* _Objective 1_
Please rename "map-table-row" to "map-row" in the entries between the lines holding "trend-panel: 告警飞机数据趋势 0" and "right-abnormal-panel: 异常飞机信息 飞机ID", inclusive, and return only those lines with everything else unchanged.

═══ Excerpted text ═══

Corpus Readers and Custom Corpora

What is a corpus?

A corpus is large collection, in structured format, of machine-readable texts that have been produced in a natural communicative setting. The word Corpora is the plural of Corpus. Corpus can be derived in many ways as follows −

From the text that was originally electronic
From the transcripts of spoken language
From optical character recognition and so on

Corpus representativeness, Corpus Balance, Sampling, Corpus Size are the elements that plays an important role while designing corpus. Some of the most popular corpus for NLP tasks are TreeBank, PropBank, VarbNet and WordNet.

How to build custom corpus?

While downloading NLTK, we also installed NLTK data package. So, we already have NLTK data package installed on our computer. If we talk about Windows, we’ll assume that this data package is installed at C:\natural_language_toolkit_data and if we talk about Linux, Unix and Mac OS X, we ‘ll assume that this data package is installed at /usr/share/natural_language_toolkit_data.

In the following Python recipe, we are going to create custom corpora which must be within one of the paths defined by NLTK. It is so because it can be found by NLTK. In order to avoid conflict with the official NLTK data package, let us create a custom natural_language_toolkit_data directory in our home directory.

import os, os.path
path = os.path.expanduser('~/natural_language_toolkit_data')
if not os.path.exists(path):
   os.mkdir(path)
os.path.exists(path)

Output

True

Now, Let us check whether we have natural_language_toolkit_data directory in our home directory or not −

import nltk.data
path in nltk.data.path

Output

True

As we have got the output True, means we have nltk_data directory in our home directory.

Now we will make a wordlist file, named wordfile.txt and put it in a folder, named corpus in nltk_data directory (~/nltk_data/corpus/wordfile.txt) and will load it by using nltk.data.load −

import nltk.data
nltk.data.load(‘corpus/wordfile.txt’, format = ‘raw’)

Output

b’tutorialspoint\n’

Corpus readers

NLTK provides various CorpusReader classes. We are going to cover them in the following python recipes

Creating wordlist corpus

NLTK has WordListCorpusReader class that provides access to the file containing a list of words. For the following Python recipe, we need to create a wordlist file which can be CSV or normal text file. For example, we have created a file named ‘list’ that contains the following data −

tutorialspoint
Online
Free
Tutorials

Now Let us instantiate a WordListCorpusReader class producing the list of words from our created file ‘list’.

═══ Entries ═══

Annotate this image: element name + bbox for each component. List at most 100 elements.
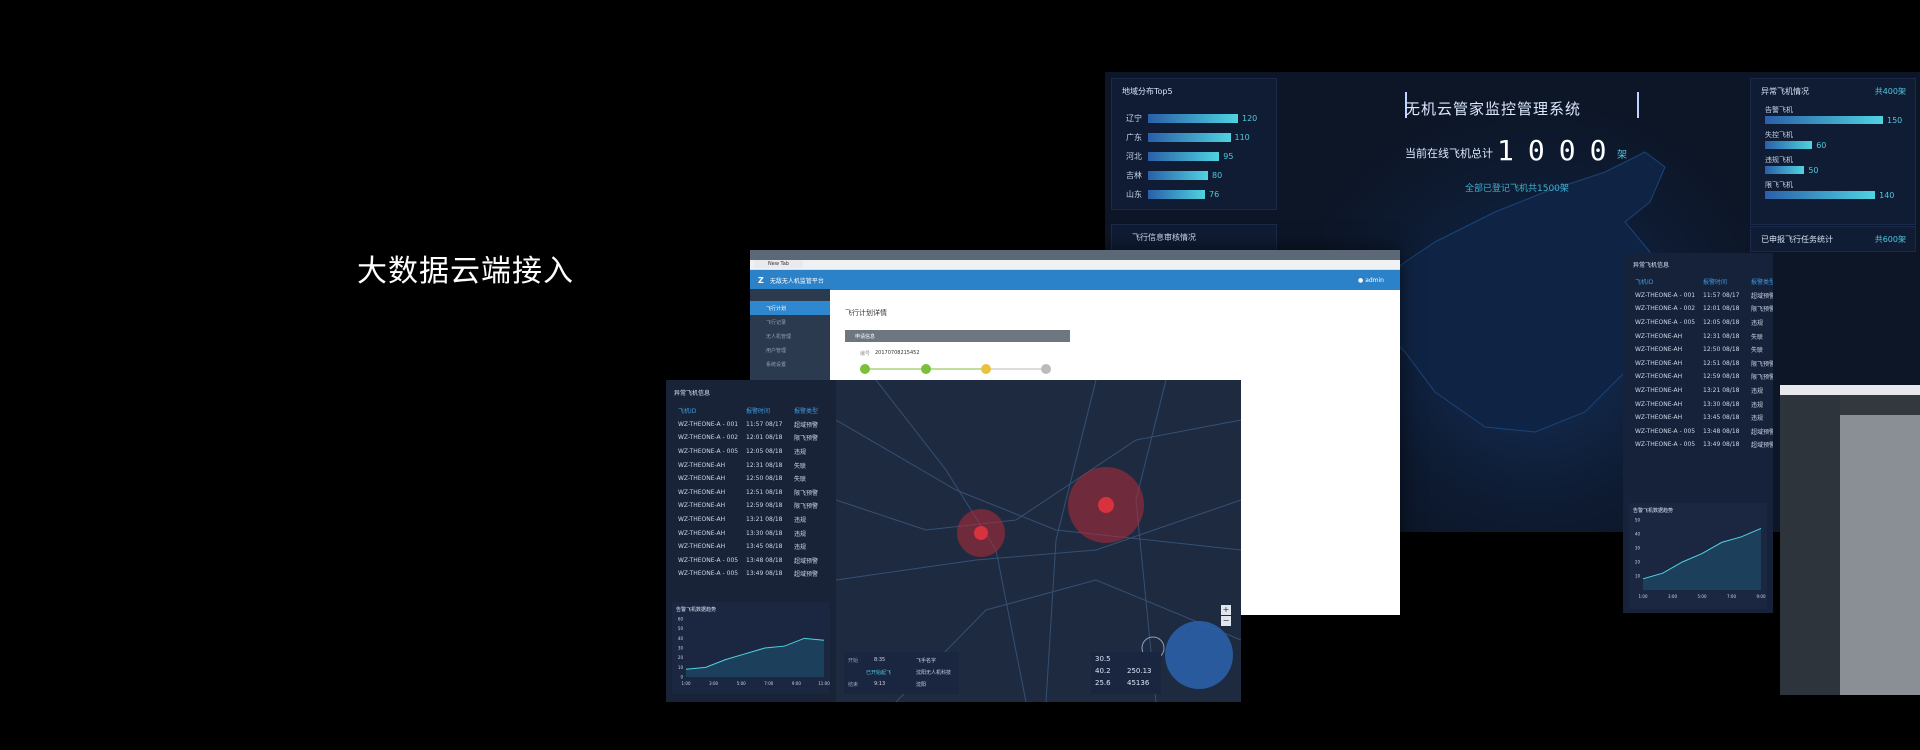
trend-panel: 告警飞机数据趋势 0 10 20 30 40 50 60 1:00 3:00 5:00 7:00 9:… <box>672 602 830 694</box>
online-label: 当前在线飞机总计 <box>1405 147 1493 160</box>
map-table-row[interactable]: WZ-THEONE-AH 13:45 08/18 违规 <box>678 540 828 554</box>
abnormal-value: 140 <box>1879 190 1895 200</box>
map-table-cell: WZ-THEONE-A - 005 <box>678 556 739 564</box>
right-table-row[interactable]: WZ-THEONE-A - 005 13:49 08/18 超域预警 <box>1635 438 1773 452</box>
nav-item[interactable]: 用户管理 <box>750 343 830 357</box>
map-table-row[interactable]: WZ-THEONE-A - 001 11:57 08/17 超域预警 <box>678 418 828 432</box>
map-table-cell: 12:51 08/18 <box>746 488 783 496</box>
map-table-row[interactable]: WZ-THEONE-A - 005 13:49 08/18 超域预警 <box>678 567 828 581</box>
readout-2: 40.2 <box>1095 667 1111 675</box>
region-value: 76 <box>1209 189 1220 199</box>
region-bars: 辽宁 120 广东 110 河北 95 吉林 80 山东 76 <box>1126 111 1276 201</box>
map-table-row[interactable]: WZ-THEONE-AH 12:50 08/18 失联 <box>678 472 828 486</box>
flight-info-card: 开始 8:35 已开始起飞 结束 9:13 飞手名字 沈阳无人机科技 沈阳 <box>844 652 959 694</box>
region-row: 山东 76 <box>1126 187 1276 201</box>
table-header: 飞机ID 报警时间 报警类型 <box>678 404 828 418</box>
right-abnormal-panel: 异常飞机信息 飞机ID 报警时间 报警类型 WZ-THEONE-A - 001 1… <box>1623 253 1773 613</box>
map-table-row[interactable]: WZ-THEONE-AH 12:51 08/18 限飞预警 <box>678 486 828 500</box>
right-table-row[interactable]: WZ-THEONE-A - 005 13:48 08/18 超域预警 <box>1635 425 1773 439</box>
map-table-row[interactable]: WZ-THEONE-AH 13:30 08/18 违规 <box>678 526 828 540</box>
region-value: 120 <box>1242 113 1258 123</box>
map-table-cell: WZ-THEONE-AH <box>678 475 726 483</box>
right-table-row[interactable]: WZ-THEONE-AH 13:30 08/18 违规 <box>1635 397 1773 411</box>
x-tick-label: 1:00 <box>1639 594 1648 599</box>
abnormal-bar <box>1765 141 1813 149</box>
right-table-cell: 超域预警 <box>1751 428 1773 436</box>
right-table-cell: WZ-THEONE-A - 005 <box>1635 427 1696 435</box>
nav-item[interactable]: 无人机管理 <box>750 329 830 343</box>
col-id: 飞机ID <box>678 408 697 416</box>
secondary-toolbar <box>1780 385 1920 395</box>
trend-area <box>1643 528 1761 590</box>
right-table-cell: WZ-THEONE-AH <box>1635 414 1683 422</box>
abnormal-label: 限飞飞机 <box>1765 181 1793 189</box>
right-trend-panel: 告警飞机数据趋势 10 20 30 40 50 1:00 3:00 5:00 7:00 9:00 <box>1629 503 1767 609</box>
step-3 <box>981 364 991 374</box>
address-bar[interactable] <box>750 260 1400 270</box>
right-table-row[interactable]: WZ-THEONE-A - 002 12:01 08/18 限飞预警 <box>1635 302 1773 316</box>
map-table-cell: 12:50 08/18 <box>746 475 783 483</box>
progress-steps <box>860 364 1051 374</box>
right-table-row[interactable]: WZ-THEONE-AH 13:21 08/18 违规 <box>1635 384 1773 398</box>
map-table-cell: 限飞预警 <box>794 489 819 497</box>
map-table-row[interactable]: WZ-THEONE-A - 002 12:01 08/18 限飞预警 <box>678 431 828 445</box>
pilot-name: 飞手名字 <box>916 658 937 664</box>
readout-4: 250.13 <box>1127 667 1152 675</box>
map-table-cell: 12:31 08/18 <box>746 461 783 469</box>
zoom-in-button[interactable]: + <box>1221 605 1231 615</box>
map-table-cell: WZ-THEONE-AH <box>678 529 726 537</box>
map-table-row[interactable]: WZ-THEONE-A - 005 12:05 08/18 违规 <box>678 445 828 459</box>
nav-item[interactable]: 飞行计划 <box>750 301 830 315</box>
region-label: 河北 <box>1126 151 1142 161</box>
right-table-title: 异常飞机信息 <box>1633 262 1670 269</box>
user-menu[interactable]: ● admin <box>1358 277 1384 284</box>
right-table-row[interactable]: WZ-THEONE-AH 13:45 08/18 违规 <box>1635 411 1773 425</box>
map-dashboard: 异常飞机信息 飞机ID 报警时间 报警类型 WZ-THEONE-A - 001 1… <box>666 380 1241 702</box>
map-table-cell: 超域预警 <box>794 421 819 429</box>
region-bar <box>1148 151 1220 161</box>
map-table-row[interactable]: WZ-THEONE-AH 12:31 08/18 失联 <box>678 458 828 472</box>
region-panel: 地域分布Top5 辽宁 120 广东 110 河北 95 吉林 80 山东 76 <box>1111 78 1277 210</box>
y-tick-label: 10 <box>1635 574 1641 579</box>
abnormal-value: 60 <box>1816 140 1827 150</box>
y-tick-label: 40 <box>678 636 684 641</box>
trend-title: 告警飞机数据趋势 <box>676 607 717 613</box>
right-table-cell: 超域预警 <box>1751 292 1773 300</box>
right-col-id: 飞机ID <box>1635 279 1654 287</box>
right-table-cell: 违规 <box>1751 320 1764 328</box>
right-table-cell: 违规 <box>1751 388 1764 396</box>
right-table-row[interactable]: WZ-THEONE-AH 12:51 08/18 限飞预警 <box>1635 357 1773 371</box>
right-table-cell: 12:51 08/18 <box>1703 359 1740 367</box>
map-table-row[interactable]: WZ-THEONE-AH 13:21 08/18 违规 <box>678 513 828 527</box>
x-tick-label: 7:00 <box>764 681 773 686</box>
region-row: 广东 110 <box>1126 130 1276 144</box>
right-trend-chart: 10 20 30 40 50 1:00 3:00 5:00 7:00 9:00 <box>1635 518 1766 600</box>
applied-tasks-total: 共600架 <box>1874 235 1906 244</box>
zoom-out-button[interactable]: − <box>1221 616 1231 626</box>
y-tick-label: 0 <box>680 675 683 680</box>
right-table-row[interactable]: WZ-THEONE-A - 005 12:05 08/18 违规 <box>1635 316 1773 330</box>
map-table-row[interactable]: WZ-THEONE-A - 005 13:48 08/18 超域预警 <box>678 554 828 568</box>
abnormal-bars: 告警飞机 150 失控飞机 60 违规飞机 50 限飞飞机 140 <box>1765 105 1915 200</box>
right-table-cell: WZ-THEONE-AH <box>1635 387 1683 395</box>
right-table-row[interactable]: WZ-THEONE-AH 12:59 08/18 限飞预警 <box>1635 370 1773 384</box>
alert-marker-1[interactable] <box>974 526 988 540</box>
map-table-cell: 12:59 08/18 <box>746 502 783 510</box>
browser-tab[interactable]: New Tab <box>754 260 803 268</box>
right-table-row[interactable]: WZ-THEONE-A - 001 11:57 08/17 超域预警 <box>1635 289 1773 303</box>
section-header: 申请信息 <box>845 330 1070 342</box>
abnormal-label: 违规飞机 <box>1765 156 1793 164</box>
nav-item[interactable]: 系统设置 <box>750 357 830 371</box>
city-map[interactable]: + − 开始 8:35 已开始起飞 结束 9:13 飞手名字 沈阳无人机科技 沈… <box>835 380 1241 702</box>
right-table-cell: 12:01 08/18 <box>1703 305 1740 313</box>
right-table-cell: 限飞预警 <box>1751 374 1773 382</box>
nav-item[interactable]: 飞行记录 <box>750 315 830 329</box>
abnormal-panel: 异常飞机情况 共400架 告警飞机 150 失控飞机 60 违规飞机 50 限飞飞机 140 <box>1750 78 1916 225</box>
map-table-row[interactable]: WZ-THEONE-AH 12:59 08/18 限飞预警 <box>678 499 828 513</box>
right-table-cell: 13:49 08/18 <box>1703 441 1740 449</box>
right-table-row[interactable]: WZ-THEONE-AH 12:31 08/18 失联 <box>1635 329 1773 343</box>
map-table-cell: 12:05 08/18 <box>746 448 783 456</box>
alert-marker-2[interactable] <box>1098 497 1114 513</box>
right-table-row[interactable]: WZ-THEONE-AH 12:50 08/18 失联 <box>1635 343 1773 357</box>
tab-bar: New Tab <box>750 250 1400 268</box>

═══

* _Objective 2_
Summarize the corpus tutorial in two sentences.

* _Exercise answer 1_
trend-panel: 告警飞机数据趋势 0 10 20 30 40 50 60 1:00 3:00 5:00 7:00 9:… <box>672 602 830 694</box>
online-label: 当前在线飞机总计 <box>1405 147 1493 160</box>
map-row[interactable]: WZ-THEONE-AH 13:45 08/18 违规 <box>678 540 828 554</box>
abnormal-value: 140 <box>1879 190 1895 200</box>
map-table-cell: WZ-THEONE-A - 005 <box>678 556 739 564</box>
right-table-row[interactable]: WZ-THEONE-A - 005 13:49 08/18 超域预警 <box>1635 438 1773 452</box>
nav-item[interactable]: 用户管理 <box>750 343 830 357</box>
map-row[interactable]: WZ-THEONE-A - 001 11:57 08/17 超域预警 <box>678 418 828 432</box>
map-table-cell: 12:51 08/18 <box>746 488 783 496</box>
map-row[interactable]: WZ-THEONE-A - 005 13:49 08/18 超域预警 <box>678 567 828 581</box>
readout-2: 40.2 <box>1095 667 1111 675</box>
region-value: 76 <box>1209 189 1220 199</box>
region-bars: 辽宁 120 广东 110 河北 95 吉林 80 山东 76 <box>1126 111 1276 201</box>
map-row[interactable]: WZ-THEONE-AH 12:50 08/18 失联 <box>678 472 828 486</box>
flight-info-card: 开始 8:35 已开始起飞 结束 9:13 飞手名字 沈阳无人机科技 沈阳 <box>844 652 959 694</box>
region-row: 山东 76 <box>1126 187 1276 201</box>
table-header: 飞机ID 报警时间 报警类型 <box>678 404 828 418</box>
right-abnormal-panel: 异常飞机信息 飞机ID 报警时间 报警类型 WZ-THEONE-A - 001 1… <box>1623 253 1773 613</box>

* _Exercise answer 2_
A corpus is a large, structured collection of machine-readable texts produced in a natural communicative setting, and it can be derived from originally electronic text, spoken-language transcripts, or optical character recognition. The tutorial builds a custom corpus by creating a data directory in the home directory where NLTK can find it and loading a wordlist file with nltk.data.load, then turns to NLTK's CorpusReader classes, starting with WordListCorpusReader.